- [Input]
## start
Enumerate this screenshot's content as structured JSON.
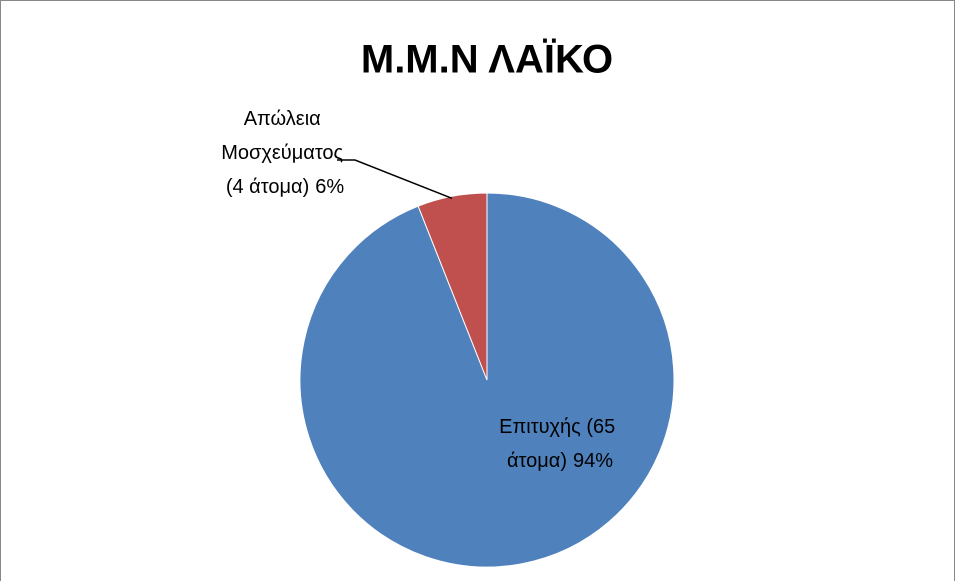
{
  "chart_data": {
    "type": "pie",
    "title": "Μ.Μ.Ν ΛΑΪΚΟ",
    "categories": [
      "Επιτυχής (65 άτομα)",
      "Απώλεια Μοσχεύματος (4 άτομα)"
    ],
    "values": [
      94,
      6
    ],
    "value_labels": [
      "94%",
      "6%"
    ],
    "colors": [
      "#4f81bd",
      "#c0504d"
    ]
  }
}
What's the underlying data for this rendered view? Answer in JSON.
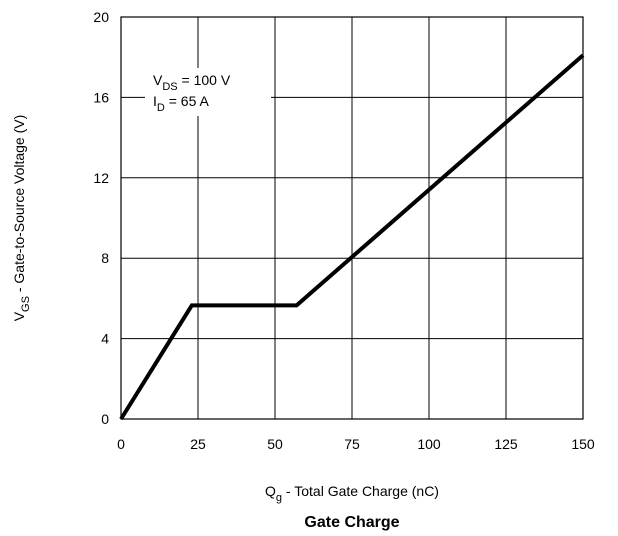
{
  "chart_data": {
    "type": "line",
    "title": "Gate Charge",
    "xlabel": {
      "main": "Q",
      "sub": "g",
      "rest": " - Total Gate Charge (nC)"
    },
    "ylabel": {
      "main": "V",
      "sub": "GS",
      "rest": " - Gate-to-Source Voltage (V)"
    },
    "xlim": [
      0,
      150
    ],
    "ylim": [
      0,
      20
    ],
    "xticks": [
      "0",
      "25",
      "50",
      "75",
      "100",
      "125",
      "150"
    ],
    "yticks": [
      "0",
      "4",
      "8",
      "12",
      "16",
      "20"
    ],
    "grid": true,
    "annotation": {
      "line1": {
        "main": "V",
        "sub": "DS",
        "rest": " = 100 V"
      },
      "line2": {
        "main": "I",
        "sub": "D",
        "rest": " = 65 A"
      }
    },
    "series": [
      {
        "x": [
          0,
          23,
          57,
          150
        ],
        "y": [
          0,
          5.65,
          5.65,
          18.1
        ]
      }
    ]
  }
}
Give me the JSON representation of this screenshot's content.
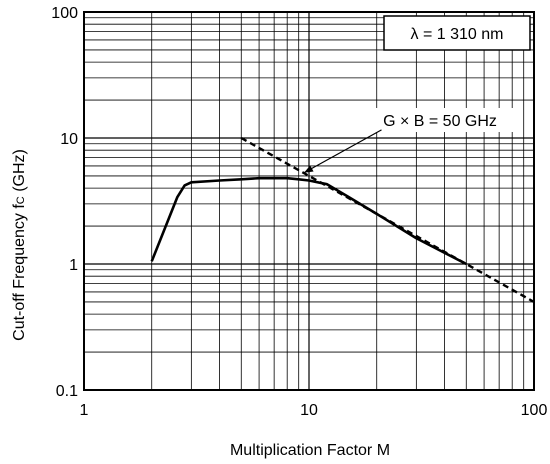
## end
- [Work to do] Write out the full set of lines verbatim, without the pictures.

- [Output for this exercise]
Enumerate this screenshot's content as structured JSON.
{
  "chart_data": {
    "type": "pie",
    "title": "Μ.Μ.Ν ΛΑΪΚΟ",
    "categories": [
      "Επιτυχής (65 άτομα)",
      "Απώλεια Μοσχεύματος (4 άτομα)"
    ],
    "values": [
      94,
      6
    ],
    "value_labels": [
      "94%",
      "6%"
    ],
    "colors": [
      "#4f81bd",
      "#c0504d"
    ]
  }
}
What's the underlying data for this rendered view? Answer in JSON.
{
  "chart_data": {
    "type": "line",
    "title": "Gate Charge",
    "xlabel": {
      "main": "Q",
      "sub": "g",
      "rest": " - Total Gate Charge (nC)"
    },
    "ylabel": {
      "main": "V",
      "sub": "GS",
      "rest": " - Gate-to-Source Voltage (V)"
    },
    "xlim": [
      0,
      150
    ],
    "ylim": [
      0,
      20
    ],
    "xticks": [
      "0",
      "25",
      "50",
      "75",
      "100",
      "125",
      "150"
    ],
    "yticks": [
      "0",
      "4",
      "8",
      "12",
      "16",
      "20"
    ],
    "grid": true,
    "annotation": {
      "line1": {
        "main": "V",
        "sub": "DS",
        "rest": " = 100 V"
      },
      "line2": {
        "main": "I",
        "sub": "D",
        "rest": " = 65 A"
      }
    },
    "series": [
      {
        "x": [
          0,
          23,
          57,
          150
        ],
        "y": [
          0,
          5.65,
          5.65,
          18.1
        ]
      }
    ]
  }
}
Give me the JSON representation of this screenshot's content.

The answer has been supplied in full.